What is needed:
Go through the data below. List every line that holds the word "price".

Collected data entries
----
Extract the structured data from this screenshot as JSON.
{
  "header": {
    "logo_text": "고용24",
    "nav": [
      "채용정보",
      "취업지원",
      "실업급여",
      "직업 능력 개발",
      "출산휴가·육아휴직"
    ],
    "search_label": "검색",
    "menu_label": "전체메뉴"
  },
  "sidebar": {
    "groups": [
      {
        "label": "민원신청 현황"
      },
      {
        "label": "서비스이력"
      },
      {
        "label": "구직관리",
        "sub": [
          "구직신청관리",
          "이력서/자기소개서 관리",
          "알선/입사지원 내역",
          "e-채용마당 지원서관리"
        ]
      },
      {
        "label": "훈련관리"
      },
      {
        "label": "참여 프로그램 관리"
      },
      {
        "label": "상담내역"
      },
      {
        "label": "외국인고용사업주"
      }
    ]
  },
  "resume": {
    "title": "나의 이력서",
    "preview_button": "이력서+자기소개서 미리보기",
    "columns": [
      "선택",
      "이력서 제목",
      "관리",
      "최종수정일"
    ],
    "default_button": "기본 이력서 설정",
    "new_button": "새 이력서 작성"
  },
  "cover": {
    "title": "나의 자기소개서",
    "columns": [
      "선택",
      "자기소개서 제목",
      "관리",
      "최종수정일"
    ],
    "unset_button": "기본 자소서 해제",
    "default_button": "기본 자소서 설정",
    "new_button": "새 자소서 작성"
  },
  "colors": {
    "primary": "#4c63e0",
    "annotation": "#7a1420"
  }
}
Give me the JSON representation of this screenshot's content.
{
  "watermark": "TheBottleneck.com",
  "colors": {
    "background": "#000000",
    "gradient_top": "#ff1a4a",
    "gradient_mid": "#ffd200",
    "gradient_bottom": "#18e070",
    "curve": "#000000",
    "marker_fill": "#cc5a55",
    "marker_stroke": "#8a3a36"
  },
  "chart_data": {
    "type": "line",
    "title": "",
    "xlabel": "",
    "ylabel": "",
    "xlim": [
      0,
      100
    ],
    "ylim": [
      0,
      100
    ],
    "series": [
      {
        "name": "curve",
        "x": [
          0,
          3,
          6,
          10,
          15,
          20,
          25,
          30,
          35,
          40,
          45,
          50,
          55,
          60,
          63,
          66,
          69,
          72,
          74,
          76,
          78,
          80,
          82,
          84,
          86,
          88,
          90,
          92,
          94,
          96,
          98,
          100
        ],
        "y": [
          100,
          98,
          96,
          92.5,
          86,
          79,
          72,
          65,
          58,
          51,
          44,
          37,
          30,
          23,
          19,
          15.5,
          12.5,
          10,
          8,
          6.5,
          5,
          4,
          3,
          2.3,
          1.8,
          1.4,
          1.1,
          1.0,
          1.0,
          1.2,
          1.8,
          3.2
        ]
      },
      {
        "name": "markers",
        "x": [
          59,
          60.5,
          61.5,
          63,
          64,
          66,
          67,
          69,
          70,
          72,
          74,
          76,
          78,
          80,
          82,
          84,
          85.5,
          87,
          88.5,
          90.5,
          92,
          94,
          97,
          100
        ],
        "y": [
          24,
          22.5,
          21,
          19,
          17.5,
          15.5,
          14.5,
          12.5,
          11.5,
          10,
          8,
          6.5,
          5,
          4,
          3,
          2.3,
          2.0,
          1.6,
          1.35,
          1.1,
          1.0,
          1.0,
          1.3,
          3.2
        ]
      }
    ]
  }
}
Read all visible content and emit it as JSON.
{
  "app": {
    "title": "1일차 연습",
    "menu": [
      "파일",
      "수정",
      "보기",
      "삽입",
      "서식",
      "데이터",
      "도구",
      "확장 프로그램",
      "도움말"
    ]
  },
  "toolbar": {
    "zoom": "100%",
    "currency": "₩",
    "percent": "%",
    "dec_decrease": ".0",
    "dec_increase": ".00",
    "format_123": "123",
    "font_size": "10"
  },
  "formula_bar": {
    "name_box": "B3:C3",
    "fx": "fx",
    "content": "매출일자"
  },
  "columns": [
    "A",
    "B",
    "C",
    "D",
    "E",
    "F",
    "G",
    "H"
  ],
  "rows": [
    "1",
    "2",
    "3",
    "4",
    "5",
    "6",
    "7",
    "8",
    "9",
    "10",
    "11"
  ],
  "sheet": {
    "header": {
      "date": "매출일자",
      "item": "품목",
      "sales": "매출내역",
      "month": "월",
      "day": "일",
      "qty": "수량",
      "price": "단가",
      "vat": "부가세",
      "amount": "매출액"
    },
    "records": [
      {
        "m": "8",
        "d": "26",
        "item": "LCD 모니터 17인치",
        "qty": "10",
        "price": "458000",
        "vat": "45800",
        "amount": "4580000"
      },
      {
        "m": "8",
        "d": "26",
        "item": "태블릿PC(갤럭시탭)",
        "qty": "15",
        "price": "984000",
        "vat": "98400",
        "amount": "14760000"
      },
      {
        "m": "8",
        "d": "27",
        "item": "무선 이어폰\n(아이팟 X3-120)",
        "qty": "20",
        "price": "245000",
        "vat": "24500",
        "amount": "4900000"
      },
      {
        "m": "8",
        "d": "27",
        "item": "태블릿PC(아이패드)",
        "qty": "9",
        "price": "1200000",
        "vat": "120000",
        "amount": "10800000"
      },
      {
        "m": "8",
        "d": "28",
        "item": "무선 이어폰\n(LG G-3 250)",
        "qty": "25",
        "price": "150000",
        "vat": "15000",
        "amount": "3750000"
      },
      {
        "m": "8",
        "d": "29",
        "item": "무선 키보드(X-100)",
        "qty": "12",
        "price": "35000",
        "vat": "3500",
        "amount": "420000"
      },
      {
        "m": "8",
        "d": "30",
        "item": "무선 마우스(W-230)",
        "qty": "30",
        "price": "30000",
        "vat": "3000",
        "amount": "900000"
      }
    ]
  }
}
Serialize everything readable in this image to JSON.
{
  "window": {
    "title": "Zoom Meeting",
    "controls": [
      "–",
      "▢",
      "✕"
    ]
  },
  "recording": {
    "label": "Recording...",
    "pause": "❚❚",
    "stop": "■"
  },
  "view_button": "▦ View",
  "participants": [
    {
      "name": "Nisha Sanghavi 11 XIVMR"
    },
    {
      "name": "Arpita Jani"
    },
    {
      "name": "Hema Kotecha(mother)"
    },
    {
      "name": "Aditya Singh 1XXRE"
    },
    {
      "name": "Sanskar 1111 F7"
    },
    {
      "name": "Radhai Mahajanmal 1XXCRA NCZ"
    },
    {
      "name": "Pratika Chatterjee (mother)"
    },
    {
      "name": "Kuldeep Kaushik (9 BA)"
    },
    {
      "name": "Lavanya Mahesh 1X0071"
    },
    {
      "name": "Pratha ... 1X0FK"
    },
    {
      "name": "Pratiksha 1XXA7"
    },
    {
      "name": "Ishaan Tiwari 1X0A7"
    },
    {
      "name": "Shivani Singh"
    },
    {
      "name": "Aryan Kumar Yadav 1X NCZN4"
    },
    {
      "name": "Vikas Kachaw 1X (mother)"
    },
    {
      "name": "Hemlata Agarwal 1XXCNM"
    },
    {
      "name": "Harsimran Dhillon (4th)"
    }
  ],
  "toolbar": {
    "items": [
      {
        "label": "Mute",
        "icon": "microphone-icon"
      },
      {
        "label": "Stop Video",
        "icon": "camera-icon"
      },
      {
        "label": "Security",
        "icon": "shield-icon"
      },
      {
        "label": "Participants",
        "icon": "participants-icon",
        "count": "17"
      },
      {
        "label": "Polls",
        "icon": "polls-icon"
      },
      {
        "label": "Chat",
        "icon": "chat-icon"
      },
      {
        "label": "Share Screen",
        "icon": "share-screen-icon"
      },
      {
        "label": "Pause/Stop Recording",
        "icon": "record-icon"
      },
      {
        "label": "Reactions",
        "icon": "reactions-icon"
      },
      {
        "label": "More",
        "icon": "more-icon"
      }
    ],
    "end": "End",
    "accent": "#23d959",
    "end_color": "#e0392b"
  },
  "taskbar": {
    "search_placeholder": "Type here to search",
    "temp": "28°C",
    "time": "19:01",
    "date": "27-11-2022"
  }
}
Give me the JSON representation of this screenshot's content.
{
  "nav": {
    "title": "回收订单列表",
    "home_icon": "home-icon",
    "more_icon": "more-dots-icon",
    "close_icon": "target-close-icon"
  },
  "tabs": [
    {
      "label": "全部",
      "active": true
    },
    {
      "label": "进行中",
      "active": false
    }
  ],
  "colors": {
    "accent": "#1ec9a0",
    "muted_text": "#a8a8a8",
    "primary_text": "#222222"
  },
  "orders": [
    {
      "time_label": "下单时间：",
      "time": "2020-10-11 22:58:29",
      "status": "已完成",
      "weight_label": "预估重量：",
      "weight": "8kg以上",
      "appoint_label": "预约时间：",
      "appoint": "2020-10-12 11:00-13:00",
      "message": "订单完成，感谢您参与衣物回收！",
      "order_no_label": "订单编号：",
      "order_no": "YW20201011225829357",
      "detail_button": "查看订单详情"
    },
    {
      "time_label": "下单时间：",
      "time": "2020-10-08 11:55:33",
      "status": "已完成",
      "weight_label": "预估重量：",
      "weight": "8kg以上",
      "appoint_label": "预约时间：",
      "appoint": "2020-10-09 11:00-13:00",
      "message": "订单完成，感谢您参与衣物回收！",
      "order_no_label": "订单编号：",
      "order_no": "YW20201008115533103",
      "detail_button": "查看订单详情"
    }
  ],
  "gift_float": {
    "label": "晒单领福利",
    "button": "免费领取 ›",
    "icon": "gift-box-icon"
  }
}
----
Final result:
      "price": "단가",
        "price": "458000",
        "price": "984000",
        "price": "245000",
        "price": "1200000",
        "price": "150000",
        "price": "35000",
        "price": "30000",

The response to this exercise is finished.